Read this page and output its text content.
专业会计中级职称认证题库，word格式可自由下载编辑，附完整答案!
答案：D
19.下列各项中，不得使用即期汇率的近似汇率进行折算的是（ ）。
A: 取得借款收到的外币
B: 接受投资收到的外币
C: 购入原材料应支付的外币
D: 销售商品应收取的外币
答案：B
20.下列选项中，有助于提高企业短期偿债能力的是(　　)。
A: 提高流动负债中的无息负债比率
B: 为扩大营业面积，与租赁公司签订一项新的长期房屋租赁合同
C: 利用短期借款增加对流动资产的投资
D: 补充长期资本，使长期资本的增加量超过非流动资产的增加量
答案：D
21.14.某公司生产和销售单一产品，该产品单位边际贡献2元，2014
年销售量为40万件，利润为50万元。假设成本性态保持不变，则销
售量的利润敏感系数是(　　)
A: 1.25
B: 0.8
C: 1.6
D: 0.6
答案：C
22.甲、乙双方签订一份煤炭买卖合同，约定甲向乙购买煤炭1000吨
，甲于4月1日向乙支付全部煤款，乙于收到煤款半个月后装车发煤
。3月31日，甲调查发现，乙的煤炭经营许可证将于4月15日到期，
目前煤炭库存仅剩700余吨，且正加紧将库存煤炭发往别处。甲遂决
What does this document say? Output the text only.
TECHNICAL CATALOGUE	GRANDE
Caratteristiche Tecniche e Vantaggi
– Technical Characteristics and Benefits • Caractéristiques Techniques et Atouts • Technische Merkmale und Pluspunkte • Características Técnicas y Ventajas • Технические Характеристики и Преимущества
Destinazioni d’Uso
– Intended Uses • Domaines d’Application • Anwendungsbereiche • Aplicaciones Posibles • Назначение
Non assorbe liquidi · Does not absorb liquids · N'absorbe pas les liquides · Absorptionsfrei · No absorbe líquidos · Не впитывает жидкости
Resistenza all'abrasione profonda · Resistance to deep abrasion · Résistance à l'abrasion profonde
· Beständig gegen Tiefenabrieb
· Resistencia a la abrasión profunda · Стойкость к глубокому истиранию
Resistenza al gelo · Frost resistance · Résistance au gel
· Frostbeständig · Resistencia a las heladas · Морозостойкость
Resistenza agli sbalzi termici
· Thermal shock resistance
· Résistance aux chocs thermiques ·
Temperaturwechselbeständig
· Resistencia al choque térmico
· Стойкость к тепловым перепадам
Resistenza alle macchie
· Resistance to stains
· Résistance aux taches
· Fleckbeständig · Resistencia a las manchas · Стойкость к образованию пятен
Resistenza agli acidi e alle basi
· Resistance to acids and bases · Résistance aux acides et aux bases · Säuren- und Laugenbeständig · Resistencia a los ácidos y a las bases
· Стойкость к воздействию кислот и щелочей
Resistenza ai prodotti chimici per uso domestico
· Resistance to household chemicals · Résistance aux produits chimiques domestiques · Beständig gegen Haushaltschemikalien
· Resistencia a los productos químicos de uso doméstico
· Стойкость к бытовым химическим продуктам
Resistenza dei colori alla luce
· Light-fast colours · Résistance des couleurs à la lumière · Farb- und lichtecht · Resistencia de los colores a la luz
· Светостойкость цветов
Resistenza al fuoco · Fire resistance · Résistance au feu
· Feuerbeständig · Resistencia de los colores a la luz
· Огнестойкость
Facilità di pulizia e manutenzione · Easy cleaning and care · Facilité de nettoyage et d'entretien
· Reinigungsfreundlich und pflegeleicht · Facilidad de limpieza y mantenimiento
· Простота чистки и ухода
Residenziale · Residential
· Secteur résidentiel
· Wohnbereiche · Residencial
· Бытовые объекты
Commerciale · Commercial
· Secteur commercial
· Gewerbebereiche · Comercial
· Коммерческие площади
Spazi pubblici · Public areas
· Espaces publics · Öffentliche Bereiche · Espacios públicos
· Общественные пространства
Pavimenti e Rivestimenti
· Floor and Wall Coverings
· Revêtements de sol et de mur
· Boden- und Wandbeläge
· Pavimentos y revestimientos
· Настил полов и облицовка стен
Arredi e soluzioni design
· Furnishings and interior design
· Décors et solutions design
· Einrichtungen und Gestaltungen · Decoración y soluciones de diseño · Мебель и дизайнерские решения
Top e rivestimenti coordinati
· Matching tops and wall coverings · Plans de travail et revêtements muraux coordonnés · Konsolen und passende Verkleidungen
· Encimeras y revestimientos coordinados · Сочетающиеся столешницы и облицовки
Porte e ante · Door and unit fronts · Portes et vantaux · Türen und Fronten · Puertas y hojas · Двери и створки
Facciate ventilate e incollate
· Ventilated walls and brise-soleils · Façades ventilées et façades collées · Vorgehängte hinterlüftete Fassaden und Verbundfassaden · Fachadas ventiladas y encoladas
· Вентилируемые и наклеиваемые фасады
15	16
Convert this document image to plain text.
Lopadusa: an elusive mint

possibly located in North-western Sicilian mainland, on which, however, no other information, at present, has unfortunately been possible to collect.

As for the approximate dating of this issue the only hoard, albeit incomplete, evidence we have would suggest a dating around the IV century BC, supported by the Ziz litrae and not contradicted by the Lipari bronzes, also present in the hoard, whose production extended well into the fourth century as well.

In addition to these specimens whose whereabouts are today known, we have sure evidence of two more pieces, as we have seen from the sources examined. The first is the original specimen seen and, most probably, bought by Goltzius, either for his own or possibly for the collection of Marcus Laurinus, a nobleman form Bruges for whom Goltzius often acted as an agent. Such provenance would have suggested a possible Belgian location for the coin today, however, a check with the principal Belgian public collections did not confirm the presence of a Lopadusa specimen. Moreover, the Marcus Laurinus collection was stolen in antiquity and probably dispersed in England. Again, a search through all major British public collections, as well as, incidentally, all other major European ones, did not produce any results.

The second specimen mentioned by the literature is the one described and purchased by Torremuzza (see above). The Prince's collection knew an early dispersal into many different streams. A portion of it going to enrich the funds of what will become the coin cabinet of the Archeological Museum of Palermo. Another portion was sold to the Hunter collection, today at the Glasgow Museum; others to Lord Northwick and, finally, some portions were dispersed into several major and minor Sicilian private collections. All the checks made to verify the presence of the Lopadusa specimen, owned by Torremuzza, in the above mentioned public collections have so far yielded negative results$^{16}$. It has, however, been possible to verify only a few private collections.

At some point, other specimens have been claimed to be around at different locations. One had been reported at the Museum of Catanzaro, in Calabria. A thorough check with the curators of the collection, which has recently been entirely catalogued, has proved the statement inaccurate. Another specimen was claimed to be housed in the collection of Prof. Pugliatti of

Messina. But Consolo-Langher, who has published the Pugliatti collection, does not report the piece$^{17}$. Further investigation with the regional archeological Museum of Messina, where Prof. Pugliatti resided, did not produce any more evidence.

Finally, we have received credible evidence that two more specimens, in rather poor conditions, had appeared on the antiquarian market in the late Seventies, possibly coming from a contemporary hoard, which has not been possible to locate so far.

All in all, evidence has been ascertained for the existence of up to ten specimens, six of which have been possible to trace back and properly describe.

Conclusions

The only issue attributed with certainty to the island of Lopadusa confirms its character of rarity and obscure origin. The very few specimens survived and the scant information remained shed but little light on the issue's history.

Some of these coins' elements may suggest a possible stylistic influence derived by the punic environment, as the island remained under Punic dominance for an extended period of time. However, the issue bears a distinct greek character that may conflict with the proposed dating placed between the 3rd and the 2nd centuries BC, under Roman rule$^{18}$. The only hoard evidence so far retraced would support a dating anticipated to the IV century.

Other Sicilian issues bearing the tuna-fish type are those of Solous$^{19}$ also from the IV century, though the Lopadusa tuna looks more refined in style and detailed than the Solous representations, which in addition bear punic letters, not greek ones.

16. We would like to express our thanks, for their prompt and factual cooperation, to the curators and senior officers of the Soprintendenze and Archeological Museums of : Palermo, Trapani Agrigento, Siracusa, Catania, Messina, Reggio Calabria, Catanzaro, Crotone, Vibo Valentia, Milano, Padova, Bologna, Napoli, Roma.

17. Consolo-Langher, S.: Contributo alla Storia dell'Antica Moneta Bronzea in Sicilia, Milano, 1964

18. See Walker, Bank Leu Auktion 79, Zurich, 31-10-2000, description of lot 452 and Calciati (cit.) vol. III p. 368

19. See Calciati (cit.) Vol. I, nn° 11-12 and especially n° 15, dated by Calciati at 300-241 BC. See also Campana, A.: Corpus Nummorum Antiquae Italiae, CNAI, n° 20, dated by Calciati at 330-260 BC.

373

--------------------------------------------------

=== Exercise prompt ===
Of the lines in the data, how many hold the string "extended"? State the number, nothing else.

=== Exercise result ===
2